-- Start of Material --

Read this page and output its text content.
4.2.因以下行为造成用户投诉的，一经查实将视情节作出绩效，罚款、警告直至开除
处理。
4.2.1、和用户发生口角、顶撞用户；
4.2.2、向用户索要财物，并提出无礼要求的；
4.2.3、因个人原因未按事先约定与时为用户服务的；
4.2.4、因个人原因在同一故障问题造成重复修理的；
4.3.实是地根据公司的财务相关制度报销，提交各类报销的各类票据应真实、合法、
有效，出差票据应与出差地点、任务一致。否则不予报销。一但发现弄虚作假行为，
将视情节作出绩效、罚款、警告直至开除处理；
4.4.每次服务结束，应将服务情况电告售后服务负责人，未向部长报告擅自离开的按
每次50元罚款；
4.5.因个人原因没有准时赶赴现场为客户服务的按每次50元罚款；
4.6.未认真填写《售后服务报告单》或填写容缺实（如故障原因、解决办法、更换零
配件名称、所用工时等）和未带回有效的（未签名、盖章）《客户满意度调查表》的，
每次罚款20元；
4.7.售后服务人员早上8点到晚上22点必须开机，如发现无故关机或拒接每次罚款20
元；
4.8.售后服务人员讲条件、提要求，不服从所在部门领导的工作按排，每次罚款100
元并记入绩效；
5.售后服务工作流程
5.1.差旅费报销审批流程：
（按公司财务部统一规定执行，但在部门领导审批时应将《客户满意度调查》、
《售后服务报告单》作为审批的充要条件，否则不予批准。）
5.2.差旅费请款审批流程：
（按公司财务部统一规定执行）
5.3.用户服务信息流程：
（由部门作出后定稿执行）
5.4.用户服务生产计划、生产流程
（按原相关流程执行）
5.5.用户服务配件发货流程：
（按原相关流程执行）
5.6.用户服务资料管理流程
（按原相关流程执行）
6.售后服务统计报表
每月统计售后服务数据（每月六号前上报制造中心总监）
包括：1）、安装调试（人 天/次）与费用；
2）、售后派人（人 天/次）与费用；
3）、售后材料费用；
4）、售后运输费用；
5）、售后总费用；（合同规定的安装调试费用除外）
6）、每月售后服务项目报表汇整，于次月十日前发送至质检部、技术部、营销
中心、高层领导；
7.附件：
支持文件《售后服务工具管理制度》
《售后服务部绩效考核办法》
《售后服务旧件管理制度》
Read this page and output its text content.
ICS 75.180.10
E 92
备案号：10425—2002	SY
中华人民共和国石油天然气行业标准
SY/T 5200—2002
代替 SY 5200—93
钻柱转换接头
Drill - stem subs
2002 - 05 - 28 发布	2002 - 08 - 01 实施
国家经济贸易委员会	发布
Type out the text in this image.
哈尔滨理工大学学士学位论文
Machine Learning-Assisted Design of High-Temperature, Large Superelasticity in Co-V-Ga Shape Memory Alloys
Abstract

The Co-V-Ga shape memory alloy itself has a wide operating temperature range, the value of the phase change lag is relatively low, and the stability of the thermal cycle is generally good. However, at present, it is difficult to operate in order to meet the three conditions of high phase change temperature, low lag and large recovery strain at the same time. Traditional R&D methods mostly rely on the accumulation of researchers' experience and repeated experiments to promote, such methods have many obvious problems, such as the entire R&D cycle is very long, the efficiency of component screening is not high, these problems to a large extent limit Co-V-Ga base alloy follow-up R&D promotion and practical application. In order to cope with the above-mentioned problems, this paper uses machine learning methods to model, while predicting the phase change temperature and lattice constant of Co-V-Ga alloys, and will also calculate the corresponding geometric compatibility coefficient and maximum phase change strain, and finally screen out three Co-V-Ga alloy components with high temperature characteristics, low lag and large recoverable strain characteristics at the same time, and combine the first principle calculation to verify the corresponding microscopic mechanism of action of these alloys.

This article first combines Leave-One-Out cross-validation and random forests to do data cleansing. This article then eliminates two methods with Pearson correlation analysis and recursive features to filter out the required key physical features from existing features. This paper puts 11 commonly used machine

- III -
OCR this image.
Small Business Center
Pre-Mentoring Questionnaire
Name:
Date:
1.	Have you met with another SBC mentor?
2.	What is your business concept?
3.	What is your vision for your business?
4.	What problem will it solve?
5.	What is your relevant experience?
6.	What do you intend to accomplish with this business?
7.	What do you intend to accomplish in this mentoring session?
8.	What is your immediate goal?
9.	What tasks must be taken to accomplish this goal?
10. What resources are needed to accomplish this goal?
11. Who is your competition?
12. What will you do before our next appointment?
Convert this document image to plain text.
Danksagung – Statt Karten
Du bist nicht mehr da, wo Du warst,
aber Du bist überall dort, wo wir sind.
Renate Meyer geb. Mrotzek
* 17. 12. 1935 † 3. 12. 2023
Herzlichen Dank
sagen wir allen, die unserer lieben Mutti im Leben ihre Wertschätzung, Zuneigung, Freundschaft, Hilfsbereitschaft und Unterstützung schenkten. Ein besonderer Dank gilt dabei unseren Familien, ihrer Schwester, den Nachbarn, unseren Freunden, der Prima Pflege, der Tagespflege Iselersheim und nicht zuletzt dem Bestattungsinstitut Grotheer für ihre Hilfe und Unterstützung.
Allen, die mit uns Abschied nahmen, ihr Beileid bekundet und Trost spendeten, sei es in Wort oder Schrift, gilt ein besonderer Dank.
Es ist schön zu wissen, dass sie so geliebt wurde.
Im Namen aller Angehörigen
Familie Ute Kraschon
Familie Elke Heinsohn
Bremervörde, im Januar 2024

-- End of Material --

**Work to complete**
All records above must be set down exactly, please.

**Answer below**
Read this page and output its text content.
4.2.因以下行为造成用户投诉的，一经查实将视情节作出绩效，罚款、警告直至开除
处理。
4.2.1、和用户发生口角、顶撞用户；
4.2.2、向用户索要财物，并提出无礼要求的；
4.2.3、因个人原因未按事先约定与时为用户服务的；
4.2.4、因个人原因在同一故障问题造成重复修理的；
4.3.实是地根据公司的财务相关制度报销，提交各类报销的各类票据应真实、合法、
有效，出差票据应与出差地点、任务一致。否则不予报销。一但发现弄虚作假行为，
将视情节作出绩效、罚款、警告直至开除处理；
4.4.每次服务结束，应将服务情况电告售后服务负责人，未向部长报告擅自离开的按
每次50元罚款；
4.5.因个人原因没有准时赶赴现场为客户服务的按每次50元罚款；
4.6.未认真填写《售后服务报告单》或填写容缺实（如故障原因、解决办法、更换零
配件名称、所用工时等）和未带回有效的（未签名、盖章）《客户满意度调查表》的，
每次罚款20元；
4.7.售后服务人员早上8点到晚上22点必须开机，如发现无故关机或拒接每次罚款20
元；
4.8.售后服务人员讲条件、提要求，不服从所在部门领导的工作按排，每次罚款100
元并记入绩效；
5.售后服务工作流程
5.1.差旅费报销审批流程：
（按公司财务部统一规定执行，但在部门领导审批时应将《客户满意度调查》、
《售后服务报告单》作为审批的充要条件，否则不予批准。）
5.2.差旅费请款审批流程：
（按公司财务部统一规定执行）
5.3.用户服务信息流程：
（由部门作出后定稿执行）
5.4.用户服务生产计划、生产流程
（按原相关流程执行）
5.5.用户服务配件发货流程：
（按原相关流程执行）
5.6.用户服务资料管理流程
（按原相关流程执行）
6.售后服务统计报表
每月统计售后服务数据（每月六号前上报制造中心总监）
包括：1）、安装调试（人 天/次）与费用；
2）、售后派人（人 天/次）与费用；
3）、售后材料费用；
4）、售后运输费用；
5）、售后总费用；（合同规定的安装调试费用除外）
6）、每月售后服务项目报表汇整，于次月十日前发送至质检部、技术部、营销
中心、高层领导；
7.附件：
支持文件《售后服务工具管理制度》
《售后服务部绩效考核办法》
《售后服务旧件管理制度》
Read this page and output its text content.
ICS 75.180.10
E 92
备案号：10425—2002	SY
中华人民共和国石油天然气行业标准
SY/T 5200—2002
代替 SY 5200—93
钻柱转换接头
Drill - stem subs
2002 - 05 - 28 发布	2002 - 08 - 01 实施
国家经济贸易委员会	发布
Type out the text in this image.
哈尔滨理工大学学士学位论文
Machine Learning-Assisted Design of High-Temperature, Large Superelasticity in Co-V-Ga Shape Memory Alloys
Abstract

The Co-V-Ga shape memory alloy itself has a wide operating temperature range, the value of the phase change lag is relatively low, and the stability of the thermal cycle is generally good. However, at present, it is difficult to operate in order to meet the three conditions of high phase change temperature, low lag and large recovery strain at the same time. Traditional R&D methods mostly rely on the accumulation of researchers' experience and repeated experiments to promote, such methods have many obvious problems, such as the entire R&D cycle is very long, the efficiency of component screening is not high, these problems to a large extent limit Co-V-Ga base alloy follow-up R&D promotion and practical application. In order to cope with the above-mentioned problems, this paper uses machine learning methods to model, while predicting the phase change temperature and lattice constant of Co-V-Ga alloys, and will also calculate the corresponding geometric compatibility coefficient and maximum phase change strain, and finally screen out three Co-V-Ga alloy components with high temperature characteristics, low lag and large recoverable strain characteristics at the same time, and combine the first principle calculation to verify the corresponding microscopic mechanism of action of these alloys.

This article first combines Leave-One-Out cross-validation and random forests to do data cleansing. This article then eliminates two methods with Pearson correlation analysis and recursive features to filter out the required key physical features from existing features. This paper puts 11 commonly used machine

- III -
OCR this image.
Small Business Center
Pre-Mentoring Questionnaire
Name:
Date:
1.	Have you met with another SBC mentor?
2.	What is your business concept?
3.	What is your vision for your business?
4.	What problem will it solve?
5.	What is your relevant experience?
6.	What do you intend to accomplish with this business?
7.	What do you intend to accomplish in this mentoring session?
8.	What is your immediate goal?
9.	What tasks must be taken to accomplish this goal?
10. What resources are needed to accomplish this goal?
11. Who is your competition?
12. What will you do before our next appointment?
Convert this document image to plain text.
Danksagung – Statt Karten
Du bist nicht mehr da, wo Du warst,
aber Du bist überall dort, wo wir sind.
Renate Meyer geb. Mrotzek
* 17. 12. 1935 † 3. 12. 2023
Herzlichen Dank
sagen wir allen, die unserer lieben Mutti im Leben ihre Wertschätzung, Zuneigung, Freundschaft, Hilfsbereitschaft und Unterstützung schenkten. Ein besonderer Dank gilt dabei unseren Familien, ihrer Schwester, den Nachbarn, unseren Freunden, der Prima Pflege, der Tagespflege Iselersheim und nicht zuletzt dem Bestattungsinstitut Grotheer für ihre Hilfe und Unterstützung.
Allen, die mit uns Abschied nahmen, ihr Beileid bekundet und Trost spendeten, sei es in Wort oder Schrift, gilt ein besonderer Dank.
Es ist schön zu wissen, dass sie so geliebt wurde.
Im Namen aller Angehörigen
Familie Ute Kraschon
Familie Elke Heinsohn
Bremervörde, im Januar 2024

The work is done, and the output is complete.